:: WHAT THE TASK ASKS ::
Pictures do not belong in the copy. Return all of the entries exactly.

[Dataset listings of figures]
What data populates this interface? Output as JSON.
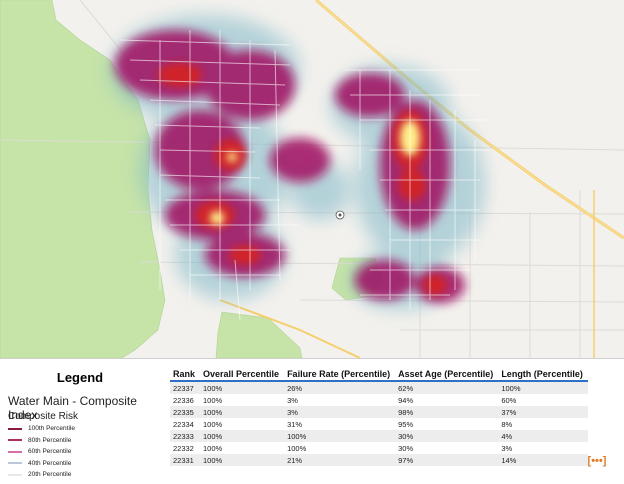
{
  "legend": {
    "title": "Legend",
    "layer_name": "Water Main - Composite Index",
    "group_label": "Composite Risk",
    "items": [
      {
        "label": "100th Percentile",
        "color": "#8b1a3a"
      },
      {
        "label": "80th Percentile",
        "color": "#b0305a"
      },
      {
        "label": "60th Percentile",
        "color": "#d870a8"
      },
      {
        "label": "40th Percentile",
        "color": "#bcc6d8"
      },
      {
        "label": "20th Percentile",
        "color": "#e8e8ea"
      }
    ]
  },
  "table": {
    "headers": [
      "Rank",
      "Overall Percentile",
      "Failure Rate (Percentile)",
      "Asset Age (Percentile)",
      "Length (Percentile)"
    ],
    "rows": [
      [
        "22337",
        "100%",
        "26%",
        "62%",
        "100%"
      ],
      [
        "22336",
        "100%",
        "3%",
        "94%",
        "60%"
      ],
      [
        "22335",
        "100%",
        "3%",
        "98%",
        "37%"
      ],
      [
        "22334",
        "100%",
        "31%",
        "95%",
        "8%"
      ],
      [
        "22333",
        "100%",
        "100%",
        "30%",
        "4%"
      ],
      [
        "22332",
        "100%",
        "100%",
        "30%",
        "3%"
      ],
      [
        "22331",
        "100%",
        "21%",
        "97%",
        "14%"
      ]
    ]
  },
  "more_button": "[•••]",
  "colors": {
    "park": "#c6e3a8",
    "highway": "#f5cf6e",
    "heat_core": "#fff08a",
    "heat_mid": "#d8201e",
    "heat_outer": "#a01060",
    "heat_halo": "#7fb8c8",
    "table_rule": "#2f6fc7",
    "more_icon": "#e07b2a"
  }
}
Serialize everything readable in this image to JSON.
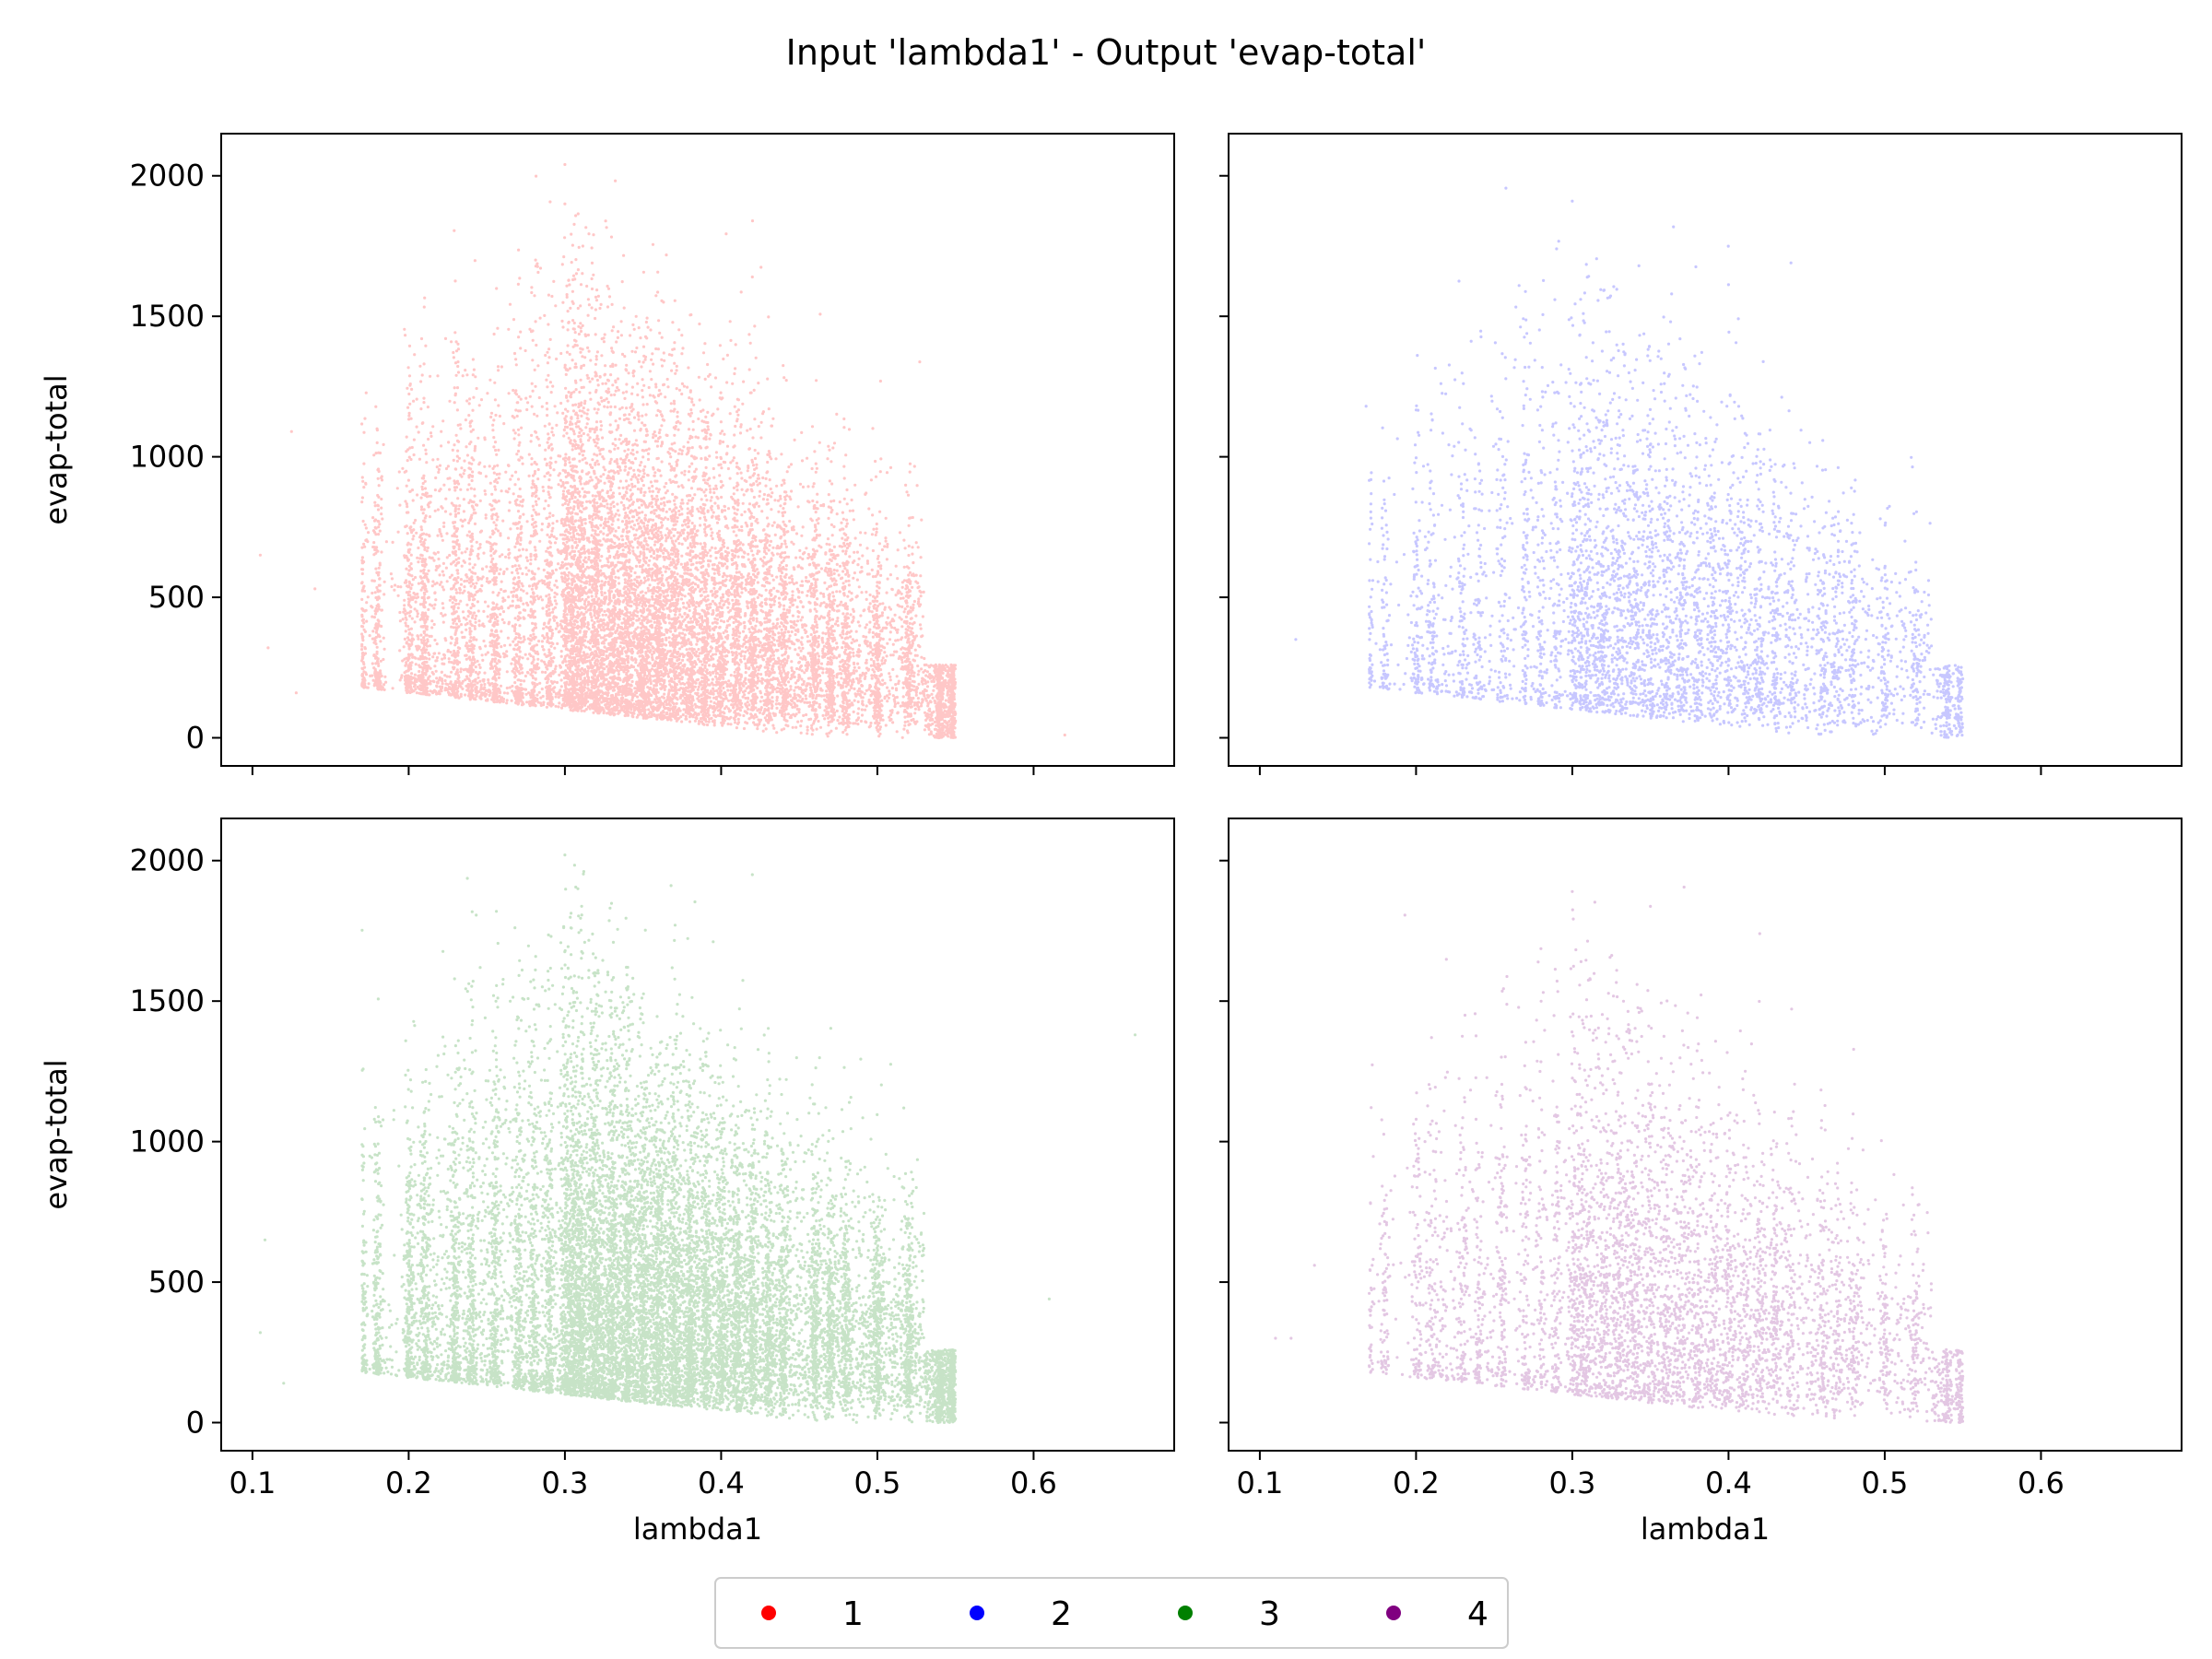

:: OUTPUT OF THE TASK ::
What data populates this interface? Output as JSON.
{
  "legend": {
    "title": "Legend",
    "layer_name": "Water Main - Composite Index",
    "group_label": "Composite Risk",
    "items": [
      {
        "label": "100th Percentile",
        "color": "#8b1a3a"
      },
      {
        "label": "80th Percentile",
        "color": "#b0305a"
      },
      {
        "label": "60th Percentile",
        "color": "#d870a8"
      },
      {
        "label": "40th Percentile",
        "color": "#bcc6d8"
      },
      {
        "label": "20th Percentile",
        "color": "#e8e8ea"
      }
    ]
  },
  "table": {
    "headers": [
      "Rank",
      "Overall Percentile",
      "Failure Rate (Percentile)",
      "Asset Age (Percentile)",
      "Length (Percentile)"
    ],
    "rows": [
      [
        "22337",
        "100%",
        "26%",
        "62%",
        "100%"
      ],
      [
        "22336",
        "100%",
        "3%",
        "94%",
        "60%"
      ],
      [
        "22335",
        "100%",
        "3%",
        "98%",
        "37%"
      ],
      [
        "22334",
        "100%",
        "31%",
        "95%",
        "8%"
      ],
      [
        "22333",
        "100%",
        "100%",
        "30%",
        "4%"
      ],
      [
        "22332",
        "100%",
        "100%",
        "30%",
        "3%"
      ],
      [
        "22331",
        "100%",
        "21%",
        "97%",
        "14%"
      ]
    ]
  },
  "more_button": "[•••]",
  "colors": {
    "park": "#c6e3a8",
    "highway": "#f5cf6e",
    "heat_core": "#fff08a",
    "heat_mid": "#d8201e",
    "heat_outer": "#a01060",
    "heat_halo": "#7fb8c8",
    "table_rule": "#2f6fc7",
    "more_icon": "#e07b2a"
  }
}
Serialize everything readable in this image to JSON.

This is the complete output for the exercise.